> _TASK INSTRUCTIONS_
Reproduce all records word for word.

> _DATA FOR THIS EXERCISE_
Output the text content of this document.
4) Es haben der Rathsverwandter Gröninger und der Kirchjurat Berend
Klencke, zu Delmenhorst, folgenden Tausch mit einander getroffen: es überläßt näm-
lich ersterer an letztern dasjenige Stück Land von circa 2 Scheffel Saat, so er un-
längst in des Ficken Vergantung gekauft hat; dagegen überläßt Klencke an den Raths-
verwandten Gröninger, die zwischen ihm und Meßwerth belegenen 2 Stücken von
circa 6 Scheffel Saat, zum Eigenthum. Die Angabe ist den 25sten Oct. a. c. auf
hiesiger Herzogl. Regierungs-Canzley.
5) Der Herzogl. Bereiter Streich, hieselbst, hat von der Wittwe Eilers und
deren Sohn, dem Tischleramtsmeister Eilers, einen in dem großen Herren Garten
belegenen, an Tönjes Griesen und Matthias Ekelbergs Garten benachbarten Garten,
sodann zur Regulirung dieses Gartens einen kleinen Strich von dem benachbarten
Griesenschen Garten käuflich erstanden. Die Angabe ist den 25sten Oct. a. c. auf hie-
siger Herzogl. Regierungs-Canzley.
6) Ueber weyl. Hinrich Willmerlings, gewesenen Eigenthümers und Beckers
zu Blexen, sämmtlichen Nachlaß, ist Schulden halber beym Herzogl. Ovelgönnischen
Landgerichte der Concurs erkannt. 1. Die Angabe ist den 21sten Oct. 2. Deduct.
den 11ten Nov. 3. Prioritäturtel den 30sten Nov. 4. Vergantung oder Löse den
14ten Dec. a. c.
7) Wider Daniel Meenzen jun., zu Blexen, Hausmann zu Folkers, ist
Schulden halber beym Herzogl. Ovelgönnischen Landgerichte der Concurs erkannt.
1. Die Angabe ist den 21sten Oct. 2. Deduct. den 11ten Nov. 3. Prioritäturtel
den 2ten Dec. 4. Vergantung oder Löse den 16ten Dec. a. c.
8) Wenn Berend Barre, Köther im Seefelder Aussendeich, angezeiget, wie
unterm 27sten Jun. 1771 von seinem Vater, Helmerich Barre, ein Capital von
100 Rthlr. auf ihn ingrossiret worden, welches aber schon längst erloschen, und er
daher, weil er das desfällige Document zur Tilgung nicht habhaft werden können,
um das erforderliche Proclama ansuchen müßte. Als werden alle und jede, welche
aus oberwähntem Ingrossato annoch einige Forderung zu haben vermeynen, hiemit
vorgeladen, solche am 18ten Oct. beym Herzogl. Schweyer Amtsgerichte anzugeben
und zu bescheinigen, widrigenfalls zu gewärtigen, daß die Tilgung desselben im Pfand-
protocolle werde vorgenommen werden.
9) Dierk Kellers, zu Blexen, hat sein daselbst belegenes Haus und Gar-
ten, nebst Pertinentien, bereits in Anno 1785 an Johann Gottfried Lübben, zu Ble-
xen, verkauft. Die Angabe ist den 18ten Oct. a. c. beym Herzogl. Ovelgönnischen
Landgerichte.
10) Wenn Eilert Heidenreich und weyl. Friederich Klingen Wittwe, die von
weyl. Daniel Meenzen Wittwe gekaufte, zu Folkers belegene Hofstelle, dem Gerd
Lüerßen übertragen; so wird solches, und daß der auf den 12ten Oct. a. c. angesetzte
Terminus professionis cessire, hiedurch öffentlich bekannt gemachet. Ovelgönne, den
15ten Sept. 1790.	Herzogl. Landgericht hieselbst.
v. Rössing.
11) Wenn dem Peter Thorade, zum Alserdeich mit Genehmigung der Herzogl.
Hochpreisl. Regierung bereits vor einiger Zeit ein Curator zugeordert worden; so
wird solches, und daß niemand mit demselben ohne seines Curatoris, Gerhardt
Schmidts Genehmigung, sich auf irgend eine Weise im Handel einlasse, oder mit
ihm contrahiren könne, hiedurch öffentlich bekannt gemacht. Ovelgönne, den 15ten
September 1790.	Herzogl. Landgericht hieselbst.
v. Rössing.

> _SOLUTION FOR THIS EXERCISE_
Output the text content of this document.
4) Es haben der Rathsverwandter Gröninger und der Kirchjurat Berend
Klencke, zu Delmenhorst, folgenden Tausch mit einander getroffen: es überläßt näm-
lich ersterer an letztern dasjenige Stück Land von circa 2 Scheffel Saat, so er un-
längst in des Ficken Vergantung gekauft hat; dagegen überläßt Klencke an den Raths-
verwandten Gröninger, die zwischen ihm und Meßwerth belegenen 2 Stücken von
circa 6 Scheffel Saat, zum Eigenthum. Die Angabe ist den 25sten Oct. a. c. auf
hiesiger Herzogl. Regierungs-Canzley.
5) Der Herzogl. Bereiter Streich, hieselbst, hat von der Wittwe Eilers und
deren Sohn, dem Tischleramtsmeister Eilers, einen in dem großen Herren Garten
belegenen, an Tönjes Griesen und Matthias Ekelbergs Garten benachbarten Garten,
sodann zur Regulirung dieses Gartens einen kleinen Strich von dem benachbarten
Griesenschen Garten käuflich erstanden. Die Angabe ist den 25sten Oct. a. c. auf hie-
siger Herzogl. Regierungs-Canzley.
6) Ueber weyl. Hinrich Willmerlings, gewesenen Eigenthümers und Beckers
zu Blexen, sämmtlichen Nachlaß, ist Schulden halber beym Herzogl. Ovelgönnischen
Landgerichte der Concurs erkannt. 1. Die Angabe ist den 21sten Oct. 2. Deduct.
den 11ten Nov. 3. Prioritäturtel den 30sten Nov. 4. Vergantung oder Löse den
14ten Dec. a. c.
7) Wider Daniel Meenzen jun., zu Blexen, Hausmann zu Folkers, ist
Schulden halber beym Herzogl. Ovelgönnischen Landgerichte der Concurs erkannt.
1. Die Angabe ist den 21sten Oct. 2. Deduct. den 11ten Nov. 3. Prioritäturtel
den 2ten Dec. 4. Vergantung oder Löse den 16ten Dec. a. c.
8) Wenn Berend Barre, Köther im Seefelder Aussendeich, angezeiget, wie
unterm 27sten Jun. 1771 von seinem Vater, Helmerich Barre, ein Capital von
100 Rthlr. auf ihn ingrossiret worden, welches aber schon längst erloschen, und er
daher, weil er das desfällige Document zur Tilgung nicht habhaft werden können,
um das erforderliche Proclama ansuchen müßte. Als werden alle und jede, welche
aus oberwähntem Ingrossato annoch einige Forderung zu haben vermeynen, hiemit
vorgeladen, solche am 18ten Oct. beym Herzogl. Schweyer Amtsgerichte anzugeben
und zu bescheinigen, widrigenfalls zu gewärtigen, daß die Tilgung desselben im Pfand-
protocolle werde vorgenommen werden.
9) Dierk Kellers, zu Blexen, hat sein daselbst belegenes Haus und Gar-
ten, nebst Pertinentien, bereits in Anno 1785 an Johann Gottfried Lübben, zu Ble-
xen, verkauft. Die Angabe ist den 18ten Oct. a. c. beym Herzogl. Ovelgönnischen
Landgerichte.
10) Wenn Eilert Heidenreich und weyl. Friederich Klingen Wittwe, die von
weyl. Daniel Meenzen Wittwe gekaufte, zu Folkers belegene Hofstelle, dem Gerd
Lüerßen übertragen; so wird solches, und daß der auf den 12ten Oct. a. c. angesetzte
Terminus professionis cessire, hiedurch öffentlich bekannt gemachet. Ovelgönne, den
15ten Sept. 1790.	Herzogl. Landgericht hieselbst.
v. Rössing.
11) Wenn dem Peter Thorade, zum Alserdeich mit Genehmigung der Herzogl.
Hochpreisl. Regierung bereits vor einiger Zeit ein Curator zugeordert worden; so
wird solches, und daß niemand mit demselben ohne seines Curatoris, Gerhardt
Schmidts Genehmigung, sich auf irgend eine Weise im Handel einlasse, oder mit
ihm contrahiren könne, hiedurch öffentlich bekannt gemacht. Ovelgönne, den 15ten
September 1790.	Herzogl. Landgericht hieselbst.
v. Rössing.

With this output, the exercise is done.